[REQUIREMENTS]
Images are not part of the copy; write out the rest of the data exactly as given.

[DATA TO USE]
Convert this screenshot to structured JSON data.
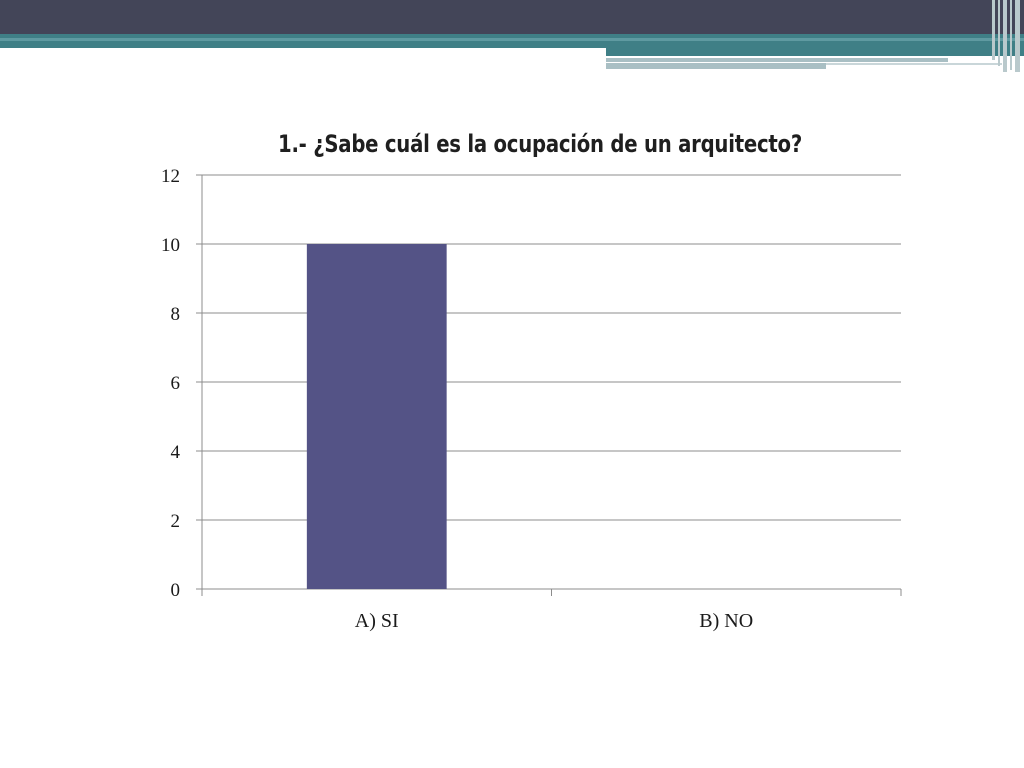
{
  "chart_data": {
    "type": "bar",
    "title": "1.- ¿Sabe cuál es la ocupación de un arquitecto?",
    "categories": [
      "A) SI",
      "B) NO"
    ],
    "values": [
      10,
      0
    ],
    "ylim": [
      0,
      12
    ],
    "yticks": [
      0,
      2,
      4,
      6,
      8,
      10,
      12
    ],
    "xlabel": "",
    "ylabel": "",
    "grid": true,
    "bar_color": "#545386"
  },
  "theme": {
    "header_dark": "#434558",
    "header_teal": "#3f7f86",
    "header_light": "#a9bfc4"
  }
}
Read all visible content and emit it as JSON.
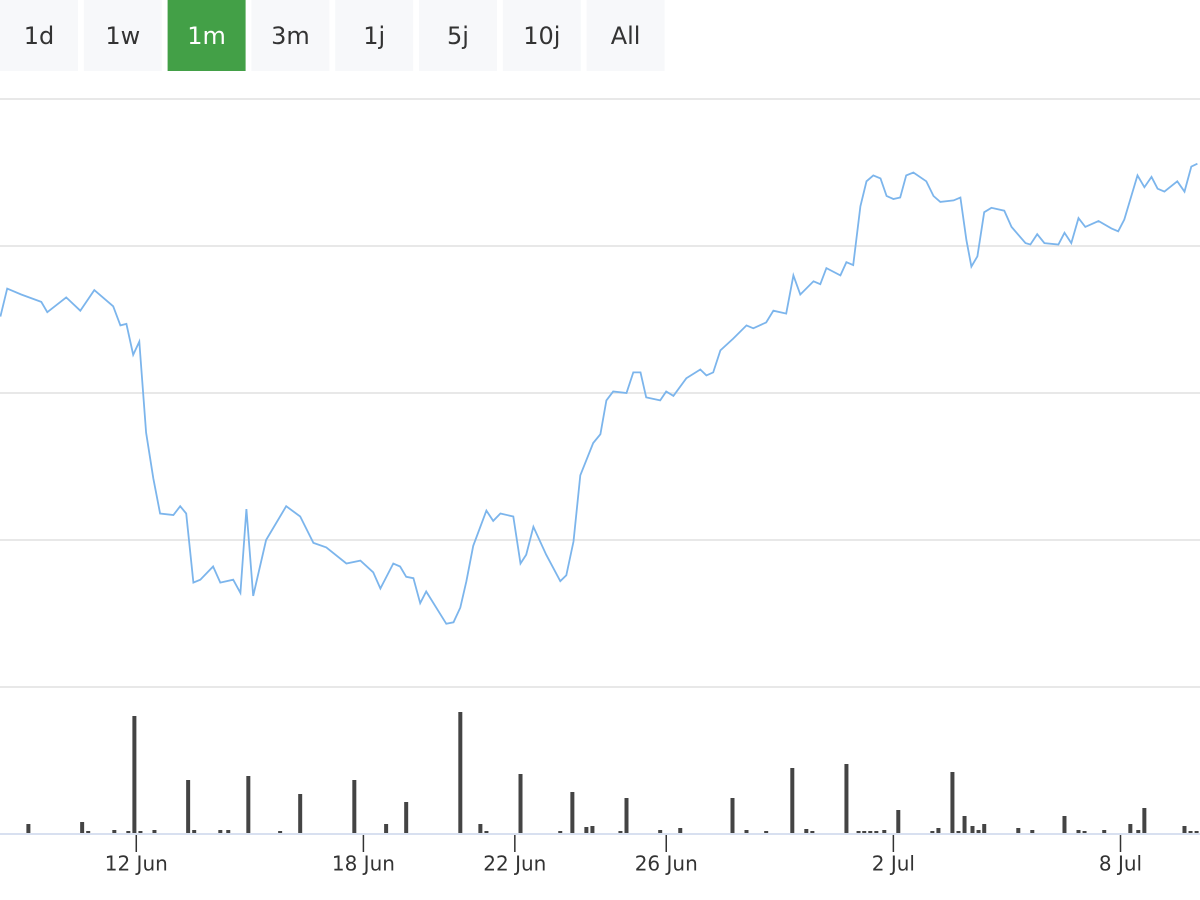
{
  "buttons": {
    "items": [
      "1d",
      "1w",
      "1m",
      "3m",
      "1j",
      "5j",
      "10j",
      "All"
    ],
    "selected": 2
  },
  "chart_data": [
    {
      "type": "line",
      "x": [
        -3.59,
        -3.41,
        -3.04,
        -2.51,
        -2.35,
        -1.85,
        -1.48,
        -1.11,
        -0.61,
        -0.42,
        -0.26,
        -0.08,
        0.08,
        0.26,
        0.45,
        0.63,
        0.98,
        1.16,
        1.32,
        1.51,
        1.69,
        2.03,
        2.22,
        2.56,
        2.75,
        2.91,
        3.09,
        3.43,
        3.96,
        4.33,
        4.68,
        5.02,
        5.55,
        5.92,
        6.26,
        6.45,
        6.79,
        6.97,
        7.13,
        7.32,
        7.5,
        7.66,
        8.19,
        8.38,
        8.56,
        8.72,
        8.9,
        9.25,
        9.43,
        9.62,
        9.96,
        10.15,
        10.3,
        10.49,
        10.83,
        11.2,
        11.36,
        11.55,
        11.73,
        12.07,
        12.26,
        12.42,
        12.6,
        12.95,
        13.13,
        13.32,
        13.47,
        13.84,
        14.0,
        14.19,
        14.53,
        14.9,
        15.06,
        15.24,
        15.43,
        15.77,
        16.12,
        16.3,
        16.64,
        16.83,
        17.17,
        17.36,
        17.54,
        17.89,
        18.07,
        18.23,
        18.6,
        18.76,
        18.94,
        19.13,
        19.29,
        19.47,
        19.66,
        19.82,
        20.0,
        20.18,
        20.34,
        20.53,
        20.87,
        21.06,
        21.24,
        21.59,
        21.77,
        21.93,
        22.06,
        22.22,
        22.4,
        22.59,
        22.93,
        23.12,
        23.49,
        23.62,
        23.8,
        23.99,
        24.36,
        24.52,
        24.7,
        24.89,
        25.07,
        25.42,
        25.76,
        25.94,
        26.1,
        26.45,
        26.63,
        26.82,
        26.98,
        27.16,
        27.5,
        27.69,
        27.87,
        28.03
      ],
      "series": [
        {
          "color": "#7cb5ec",
          "values": [
            2.52,
            2.71,
            2.67,
            2.62,
            2.55,
            2.65,
            2.56,
            2.7,
            2.59,
            2.46,
            2.47,
            2.26,
            2.35,
            1.73,
            1.42,
            1.18,
            1.17,
            1.23,
            1.18,
            0.71,
            0.73,
            0.82,
            0.71,
            0.73,
            0.64,
            1.21,
            0.62,
            1.0,
            1.23,
            1.16,
            0.98,
            0.95,
            0.84,
            0.86,
            0.78,
            0.67,
            0.84,
            0.82,
            0.75,
            0.74,
            0.57,
            0.65,
            0.43,
            0.44,
            0.54,
            0.72,
            0.96,
            1.2,
            1.13,
            1.18,
            1.16,
            0.84,
            0.9,
            1.09,
            0.9,
            0.72,
            0.76,
            0.99,
            1.44,
            1.66,
            1.72,
            1.95,
            2.01,
            2.0,
            2.14,
            2.14,
            1.97,
            1.95,
            2.01,
            1.98,
            2.1,
            2.16,
            2.12,
            2.14,
            2.29,
            2.37,
            2.46,
            2.44,
            2.48,
            2.56,
            2.54,
            2.8,
            2.67,
            2.76,
            2.74,
            2.85,
            2.8,
            2.89,
            2.87,
            3.27,
            3.44,
            3.48,
            3.46,
            3.34,
            3.32,
            3.33,
            3.48,
            3.5,
            3.44,
            3.34,
            3.3,
            3.31,
            3.33,
            3.04,
            2.86,
            2.93,
            3.23,
            3.26,
            3.24,
            3.13,
            3.02,
            3.01,
            3.08,
            3.02,
            3.01,
            3.09,
            3.02,
            3.19,
            3.13,
            3.17,
            3.12,
            3.1,
            3.18,
            3.48,
            3.4,
            3.47,
            3.39,
            3.37,
            3.44,
            3.37,
            3.54,
            3.56
          ]
        }
      ],
      "xlim": [
        -3.6,
        28.1
      ],
      "xticks": [
        {
          "value": 0,
          "label": "12 Jun"
        },
        {
          "value": 6,
          "label": "18 Jun"
        },
        {
          "value": 10,
          "label": "22 Jun"
        },
        {
          "value": 14,
          "label": "26 Jun"
        },
        {
          "value": 20,
          "label": "2 Jul"
        },
        {
          "value": 26,
          "label": "8 Jul"
        }
      ],
      "ylim": [
        0,
        4
      ],
      "yticks": [
        0,
        1,
        2,
        3,
        4
      ],
      "grid": true
    },
    {
      "type": "bar",
      "color": "#444444",
      "x": [
        -2.85,
        -1.43,
        -1.27,
        -0.58,
        -0.21,
        -0.05,
        0.11,
        0.48,
        1.37,
        1.53,
        2.22,
        2.43,
        2.96,
        3.8,
        4.33,
        5.76,
        6.6,
        7.13,
        8.56,
        9.09,
        9.25,
        10.15,
        11.2,
        11.52,
        11.89,
        12.05,
        12.79,
        12.95,
        13.84,
        14.37,
        15.75,
        16.12,
        16.64,
        17.33,
        17.7,
        17.86,
        18.76,
        19.08,
        19.23,
        19.39,
        19.55,
        19.76,
        20.13,
        21.03,
        21.19,
        21.56,
        21.72,
        21.88,
        22.09,
        22.25,
        22.4,
        23.3,
        23.67,
        24.52,
        24.89,
        25.05,
        25.57,
        26.26,
        26.47,
        26.63,
        27.69,
        27.85,
        28.01
      ],
      "values": [
        9,
        11,
        2,
        3,
        2,
        117,
        2,
        3,
        53,
        3,
        3,
        3,
        57,
        2,
        39,
        53,
        9,
        31,
        121,
        9,
        2,
        59,
        2,
        41,
        6,
        7,
        2,
        35,
        3,
        5,
        35,
        3,
        2,
        65,
        4,
        2,
        69,
        2,
        2,
        2,
        2,
        3,
        23,
        2,
        5,
        61,
        2,
        17,
        7,
        3,
        9,
        5,
        3,
        17,
        3,
        2,
        3,
        9,
        3,
        25,
        7,
        2,
        2
      ],
      "xlim": [
        -3.6,
        28.1
      ],
      "ylim": [
        0,
        146
      ]
    }
  ]
}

[RESULT FOR THIS TASK]
Convert this screenshot to structured JSON data.
{
  "chart_data": {
    "type": "bar",
    "title": "1.- ¿Sabe cuál es la ocupación de un arquitecto?",
    "categories": [
      "A) SI",
      "B) NO"
    ],
    "values": [
      10,
      0
    ],
    "ylim": [
      0,
      12
    ],
    "yticks": [
      0,
      2,
      4,
      6,
      8,
      10,
      12
    ],
    "xlabel": "",
    "ylabel": "",
    "grid": true,
    "bar_color": "#545386"
  },
  "theme": {
    "header_dark": "#434558",
    "header_teal": "#3f7f86",
    "header_light": "#a9bfc4"
  }
}
Read all visible content and emit it as JSON.
{
  "buttons": {
    "items": [
      "1d",
      "1w",
      "1m",
      "3m",
      "1j",
      "5j",
      "10j",
      "All"
    ],
    "selected": 2
  },
  "chart_data": [
    {
      "type": "line",
      "x": [
        -3.59,
        -3.41,
        -3.04,
        -2.51,
        -2.35,
        -1.85,
        -1.48,
        -1.11,
        -0.61,
        -0.42,
        -0.26,
        -0.08,
        0.08,
        0.26,
        0.45,
        0.63,
        0.98,
        1.16,
        1.32,
        1.51,
        1.69,
        2.03,
        2.22,
        2.56,
        2.75,
        2.91,
        3.09,
        3.43,
        3.96,
        4.33,
        4.68,
        5.02,
        5.55,
        5.92,
        6.26,
        6.45,
        6.79,
        6.97,
        7.13,
        7.32,
        7.5,
        7.66,
        8.19,
        8.38,
        8.56,
        8.72,
        8.9,
        9.25,
        9.43,
        9.62,
        9.96,
        10.15,
        10.3,
        10.49,
        10.83,
        11.2,
        11.36,
        11.55,
        11.73,
        12.07,
        12.26,
        12.42,
        12.6,
        12.95,
        13.13,
        13.32,
        13.47,
        13.84,
        14.0,
        14.19,
        14.53,
        14.9,
        15.06,
        15.24,
        15.43,
        15.77,
        16.12,
        16.3,
        16.64,
        16.83,
        17.17,
        17.36,
        17.54,
        17.89,
        18.07,
        18.23,
        18.6,
        18.76,
        18.94,
        19.13,
        19.29,
        19.47,
        19.66,
        19.82,
        20.0,
        20.18,
        20.34,
        20.53,
        20.87,
        21.06,
        21.24,
        21.59,
        21.77,
        21.93,
        22.06,
        22.22,
        22.4,
        22.59,
        22.93,
        23.12,
        23.49,
        23.62,
        23.8,
        23.99,
        24.36,
        24.52,
        24.7,
        24.89,
        25.07,
        25.42,
        25.76,
        25.94,
        26.1,
        26.45,
        26.63,
        26.82,
        26.98,
        27.16,
        27.5,
        27.69,
        27.87,
        28.03
      ],
      "series": [
        {
          "color": "#7cb5ec",
          "values": [
            2.52,
            2.71,
            2.67,
            2.62,
            2.55,
            2.65,
            2.56,
            2.7,
            2.59,
            2.46,
            2.47,
            2.26,
            2.35,
            1.73,
            1.42,
            1.18,
            1.17,
            1.23,
            1.18,
            0.71,
            0.73,
            0.82,
            0.71,
            0.73,
            0.64,
            1.21,
            0.62,
            1.0,
            1.23,
            1.16,
            0.98,
            0.95,
            0.84,
            0.86,
            0.78,
            0.67,
            0.84,
            0.82,
            0.75,
            0.74,
            0.57,
            0.65,
            0.43,
            0.44,
            0.54,
            0.72,
            0.96,
            1.2,
            1.13,
            1.18,
            1.16,
            0.84,
            0.9,
            1.09,
            0.9,
            0.72,
            0.76,
            0.99,
            1.44,
            1.66,
            1.72,
            1.95,
            2.01,
            2.0,
            2.14,
            2.14,
            1.97,
            1.95,
            2.01,
            1.98,
            2.1,
            2.16,
            2.12,
            2.14,
            2.29,
            2.37,
            2.46,
            2.44,
            2.48,
            2.56,
            2.54,
            2.8,
            2.67,
            2.76,
            2.74,
            2.85,
            2.8,
            2.89,
            2.87,
            3.27,
            3.44,
            3.48,
            3.46,
            3.34,
            3.32,
            3.33,
            3.48,
            3.5,
            3.44,
            3.34,
            3.3,
            3.31,
            3.33,
            3.04,
            2.86,
            2.93,
            3.23,
            3.26,
            3.24,
            3.13,
            3.02,
            3.01,
            3.08,
            3.02,
            3.01,
            3.09,
            3.02,
            3.19,
            3.13,
            3.17,
            3.12,
            3.1,
            3.18,
            3.48,
            3.4,
            3.47,
            3.39,
            3.37,
            3.44,
            3.37,
            3.54,
            3.56
          ]
        }
      ],
      "xlim": [
        -3.6,
        28.1
      ],
      "xticks": [
        {
          "value": 0,
          "label": "12 Jun"
        },
        {
          "value": 6,
          "label": "18 Jun"
        },
        {
          "value": 10,
          "label": "22 Jun"
        },
        {
          "value": 14,
          "label": "26 Jun"
        },
        {
          "value": 20,
          "label": "2 Jul"
        },
        {
          "value": 26,
          "label": "8 Jul"
        }
      ],
      "ylim": [
        0,
        4
      ],
      "yticks": [
        0,
        1,
        2,
        3,
        4
      ],
      "grid": true
    },
    {
      "type": "bar",
      "color": "#444444",
      "x": [
        -2.85,
        -1.43,
        -1.27,
        -0.58,
        -0.21,
        -0.05,
        0.11,
        0.48,
        1.37,
        1.53,
        2.22,
        2.43,
        2.96,
        3.8,
        4.33,
        5.76,
        6.6,
        7.13,
        8.56,
        9.09,
        9.25,
        10.15,
        11.2,
        11.52,
        11.89,
        12.05,
        12.79,
        12.95,
        13.84,
        14.37,
        15.75,
        16.12,
        16.64,
        17.33,
        17.7,
        17.86,
        18.76,
        19.08,
        19.23,
        19.39,
        19.55,
        19.76,
        20.13,
        21.03,
        21.19,
        21.56,
        21.72,
        21.88,
        22.09,
        22.25,
        22.4,
        23.3,
        23.67,
        24.52,
        24.89,
        25.05,
        25.57,
        26.26,
        26.47,
        26.63,
        27.69,
        27.85,
        28.01
      ],
      "values": [
        9,
        11,
        2,
        3,
        2,
        117,
        2,
        3,
        53,
        3,
        3,
        3,
        57,
        2,
        39,
        53,
        9,
        31,
        121,
        9,
        2,
        59,
        2,
        41,
        6,
        7,
        2,
        35,
        3,
        5,
        35,
        3,
        2,
        65,
        4,
        2,
        69,
        2,
        2,
        2,
        2,
        3,
        23,
        2,
        5,
        61,
        2,
        17,
        7,
        3,
        9,
        5,
        3,
        17,
        3,
        2,
        3,
        9,
        3,
        25,
        7,
        2,
        2
      ],
      "xlim": [
        -3.6,
        28.1
      ],
      "ylim": [
        0,
        146
      ]
    }
  ]
}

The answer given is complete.